=== Exercise aim ===
Collect every line of the records below that contains the word "values".

=== Figure contents as structured data ===

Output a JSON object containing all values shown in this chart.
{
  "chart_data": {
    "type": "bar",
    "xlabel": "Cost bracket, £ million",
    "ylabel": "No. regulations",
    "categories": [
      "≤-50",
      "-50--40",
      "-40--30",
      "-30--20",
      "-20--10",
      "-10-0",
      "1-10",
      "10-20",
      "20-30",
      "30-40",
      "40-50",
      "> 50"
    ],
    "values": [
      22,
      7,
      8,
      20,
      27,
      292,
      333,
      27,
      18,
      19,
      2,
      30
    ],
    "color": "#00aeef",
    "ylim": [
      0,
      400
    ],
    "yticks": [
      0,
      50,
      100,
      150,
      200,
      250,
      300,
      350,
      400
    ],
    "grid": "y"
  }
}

=== The solution ===
Output a JSON object containing all values shown in this chart.
    "values": [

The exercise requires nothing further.